* TEXT TO READ:
· · ·
Archipelago

What I love about Joanna Hogg movies is that she makes these like, slow posh English mumblecore things with just enough of a weirdly brutal edge where I feel like at any moment it’s possible one of the characters might fully die in an accident. There were so many still wide shots of people climbing through landscapes in this, and they all had me screaming. Every meal conversation: screaming. By the time the characters in a Joanna Hogg piece finally scream themselves, it’s like smashing plates, violent and destructively satisfying. They are these very bloodless movies that make me feel very bloodthirsty and I’m into it!

Archipelago takes place on an actual archipelago, a cluster of really unplaceable islands off the tip of Cornwall called the Isles of Scilly. One moment the environment looks almost like Scotland, all windswept heather and rock, and the next moment there are tropical plants with birds twittering in them. Everyone is always wearing coats against the cold but the water is turquoise blue in places. I had no idea a place like this even existed. It feels like an English colony still within England. Incredible. And just a perfect setting for this, a story (“story”) of an upperclass young man spending an uncomfortable holiday with his mother and sister at their vacation home before leaving for an unnamed country in Africa to do AIDS awareness work for eleven months, and oh boy they hate this almost as much as him trying to befriend the cook they’ve hired for their stay! Basically everything he does to try to allay his privilege just makes everyone involved feel more uncomfortable about the class divide, and I was just watching all this drinking my tea, rapt, going out of my mind at scenes where Tom Hiddleston puts on his boots in a hallway for like five minutes while continuously apologizing to people trying to get around his long legs.
· · ·
* PROVIDED DATA:
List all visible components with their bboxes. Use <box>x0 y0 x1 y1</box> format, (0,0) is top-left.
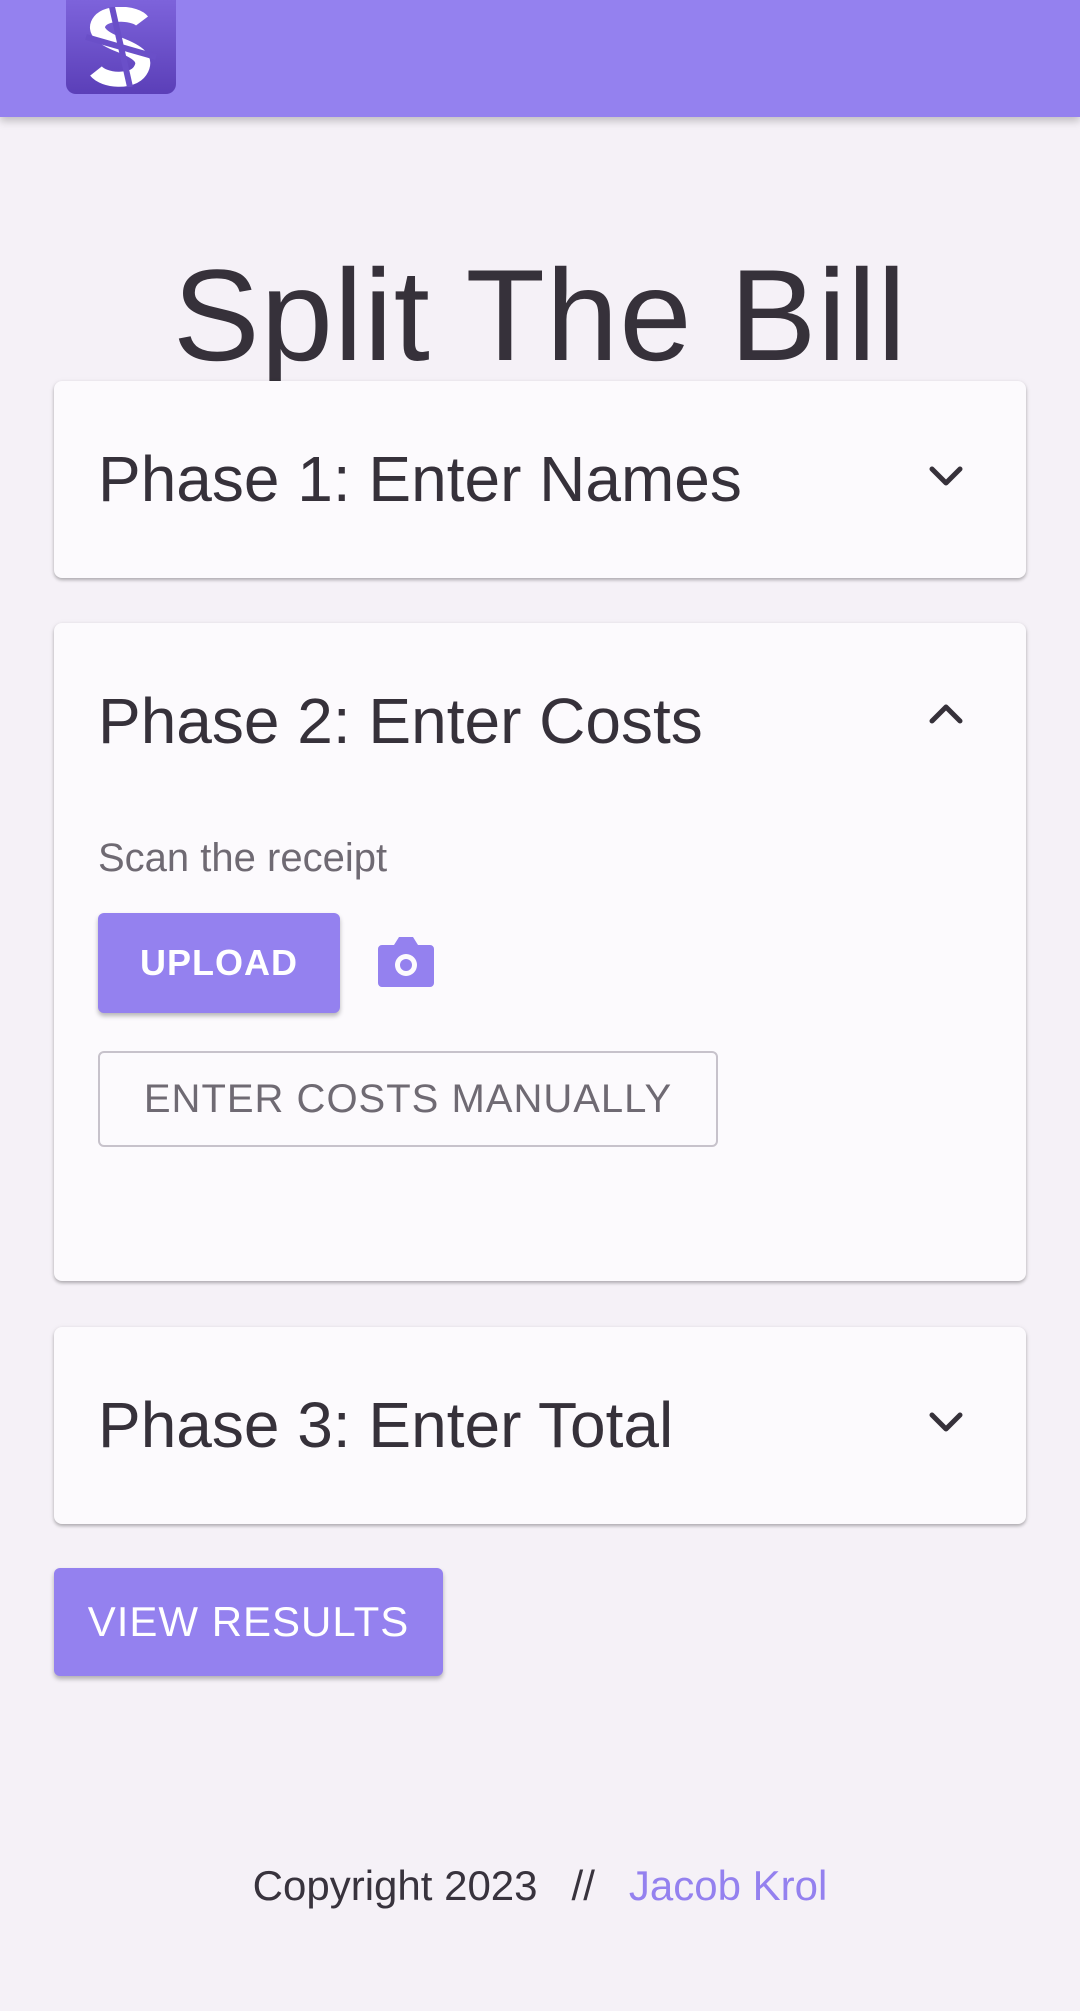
· · ·
* PARTS OF THE EXERCISE:
- a) In the Archipelago review, what are the islands where the film takes place called?
- b) In the Archipelago review, copy the passage starting at the words "What I love" and stopping after the words "I’m into it!".

* RESPONSES TO THE EXERCISE:
- a) The Isles of Scilly.

- b)
What I love about Joanna Hogg movies is that she makes these like, slow posh English mumblecore things with just enough of a weirdly brutal edge where I feel like at any moment it’s possible one of the characters might fully die in an accident. There were so many still wide shots of people climbing through landscapes in this, and they all had me screaming. Every meal conversation: screaming. By the time the characters in a Joanna Hogg piece finally scream themselves, it’s like smashing plates, violent and destructively satisfying. They are these very bloodless movies that make me feel very bloodthirsty and I’m into it!